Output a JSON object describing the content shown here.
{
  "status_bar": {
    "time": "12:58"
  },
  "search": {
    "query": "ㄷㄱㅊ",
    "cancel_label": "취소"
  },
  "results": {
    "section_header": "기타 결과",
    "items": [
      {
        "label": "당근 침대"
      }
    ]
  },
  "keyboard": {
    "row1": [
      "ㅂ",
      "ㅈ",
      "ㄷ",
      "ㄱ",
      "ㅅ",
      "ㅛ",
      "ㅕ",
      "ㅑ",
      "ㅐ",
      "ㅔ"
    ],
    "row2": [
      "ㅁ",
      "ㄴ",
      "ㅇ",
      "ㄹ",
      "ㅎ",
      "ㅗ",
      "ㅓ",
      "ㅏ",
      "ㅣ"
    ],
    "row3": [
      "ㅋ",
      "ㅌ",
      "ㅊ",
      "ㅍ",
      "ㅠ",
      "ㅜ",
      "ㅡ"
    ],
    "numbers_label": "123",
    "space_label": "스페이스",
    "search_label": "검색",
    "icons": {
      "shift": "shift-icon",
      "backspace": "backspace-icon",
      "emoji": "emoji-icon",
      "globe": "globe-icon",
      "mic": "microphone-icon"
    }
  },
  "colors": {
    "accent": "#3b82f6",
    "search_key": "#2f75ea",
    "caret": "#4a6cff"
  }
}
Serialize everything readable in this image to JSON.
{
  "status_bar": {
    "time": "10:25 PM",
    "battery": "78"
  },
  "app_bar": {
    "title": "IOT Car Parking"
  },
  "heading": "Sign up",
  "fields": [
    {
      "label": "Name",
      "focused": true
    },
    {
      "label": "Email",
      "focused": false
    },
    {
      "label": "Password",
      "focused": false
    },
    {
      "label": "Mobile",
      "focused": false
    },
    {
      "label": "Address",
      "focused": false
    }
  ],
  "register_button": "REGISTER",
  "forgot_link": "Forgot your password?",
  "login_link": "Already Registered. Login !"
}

* **EXERCISE AIM**: Locate the string "JSON" in the listing above and copy every line where it occurs.

* **WRITTEN RESPONSE**:
Output a JSON object describing the content shown here.
Serialize everything readable in this image to JSON.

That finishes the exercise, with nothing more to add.